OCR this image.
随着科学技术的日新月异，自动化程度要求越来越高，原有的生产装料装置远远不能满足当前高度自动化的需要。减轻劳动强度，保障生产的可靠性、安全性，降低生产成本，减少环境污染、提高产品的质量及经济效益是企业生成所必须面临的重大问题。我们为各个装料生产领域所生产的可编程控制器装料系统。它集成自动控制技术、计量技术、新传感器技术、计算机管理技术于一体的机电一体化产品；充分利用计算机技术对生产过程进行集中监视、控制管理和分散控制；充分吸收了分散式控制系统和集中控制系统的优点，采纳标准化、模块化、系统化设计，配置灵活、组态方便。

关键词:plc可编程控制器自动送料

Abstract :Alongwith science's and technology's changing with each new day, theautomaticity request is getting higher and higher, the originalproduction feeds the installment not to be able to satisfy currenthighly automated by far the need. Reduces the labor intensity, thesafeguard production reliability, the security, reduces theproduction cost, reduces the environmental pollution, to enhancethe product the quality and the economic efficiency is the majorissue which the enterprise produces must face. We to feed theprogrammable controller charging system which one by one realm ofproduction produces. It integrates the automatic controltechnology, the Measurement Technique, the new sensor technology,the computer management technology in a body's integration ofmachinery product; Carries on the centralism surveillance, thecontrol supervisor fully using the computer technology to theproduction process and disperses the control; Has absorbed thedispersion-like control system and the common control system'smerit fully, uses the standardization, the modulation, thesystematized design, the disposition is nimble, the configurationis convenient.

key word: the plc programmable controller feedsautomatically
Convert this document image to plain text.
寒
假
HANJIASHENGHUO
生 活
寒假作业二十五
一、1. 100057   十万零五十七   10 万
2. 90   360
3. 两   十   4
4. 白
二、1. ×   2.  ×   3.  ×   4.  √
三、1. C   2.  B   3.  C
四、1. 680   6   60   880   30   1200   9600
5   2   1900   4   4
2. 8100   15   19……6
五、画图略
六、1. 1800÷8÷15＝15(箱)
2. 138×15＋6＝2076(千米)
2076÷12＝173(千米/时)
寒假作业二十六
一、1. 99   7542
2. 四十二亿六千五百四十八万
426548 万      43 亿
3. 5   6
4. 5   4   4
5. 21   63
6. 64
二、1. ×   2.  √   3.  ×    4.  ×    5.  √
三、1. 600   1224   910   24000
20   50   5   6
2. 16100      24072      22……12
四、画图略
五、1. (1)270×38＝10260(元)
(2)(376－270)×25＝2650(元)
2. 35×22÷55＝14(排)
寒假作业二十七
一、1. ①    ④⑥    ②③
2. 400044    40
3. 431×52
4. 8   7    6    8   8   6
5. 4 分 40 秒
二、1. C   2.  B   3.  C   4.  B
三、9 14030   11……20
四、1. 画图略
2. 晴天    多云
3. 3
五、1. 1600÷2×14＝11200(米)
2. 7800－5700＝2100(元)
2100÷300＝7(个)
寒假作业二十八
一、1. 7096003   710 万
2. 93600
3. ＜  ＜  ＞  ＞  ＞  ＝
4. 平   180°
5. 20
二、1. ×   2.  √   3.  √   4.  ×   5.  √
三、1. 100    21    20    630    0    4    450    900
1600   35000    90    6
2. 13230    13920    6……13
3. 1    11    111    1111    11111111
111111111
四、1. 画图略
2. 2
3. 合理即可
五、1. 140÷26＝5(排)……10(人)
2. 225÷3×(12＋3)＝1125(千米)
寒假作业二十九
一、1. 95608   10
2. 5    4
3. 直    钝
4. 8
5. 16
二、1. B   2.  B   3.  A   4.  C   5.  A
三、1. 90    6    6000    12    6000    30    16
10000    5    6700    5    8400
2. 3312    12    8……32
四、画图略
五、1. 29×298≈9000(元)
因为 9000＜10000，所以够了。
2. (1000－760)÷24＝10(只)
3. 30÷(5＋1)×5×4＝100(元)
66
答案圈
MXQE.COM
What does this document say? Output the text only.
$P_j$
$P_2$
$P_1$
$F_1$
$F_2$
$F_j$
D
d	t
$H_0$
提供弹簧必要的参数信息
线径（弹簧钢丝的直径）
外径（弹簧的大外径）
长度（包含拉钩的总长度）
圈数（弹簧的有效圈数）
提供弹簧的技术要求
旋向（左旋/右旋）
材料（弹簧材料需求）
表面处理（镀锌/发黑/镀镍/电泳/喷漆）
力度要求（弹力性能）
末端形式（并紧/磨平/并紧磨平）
__________
EXERCISE: Give back, unchanged, every line from the one with "What does this" to the end of the entries above.

THE OUTPUT:
What does this document say? Output the text only.
$P_j$
$P_2$
$P_1$
$F_1$
$F_2$
$F_j$
D
d	t
$H_0$
提供弹簧必要的参数信息
线径（弹簧钢丝的直径）
外径（弹簧的大外径）
长度（包含拉钩的总长度）
圈数（弹簧的有效圈数）
提供弹簧的技术要求
旋向（左旋/右旋）
材料（弹簧材料需求）
表面处理（镀锌/发黑/镀镍/电泳/喷漆）
力度要求（弹力性能）
末端形式（并紧/磨平/并紧磨平）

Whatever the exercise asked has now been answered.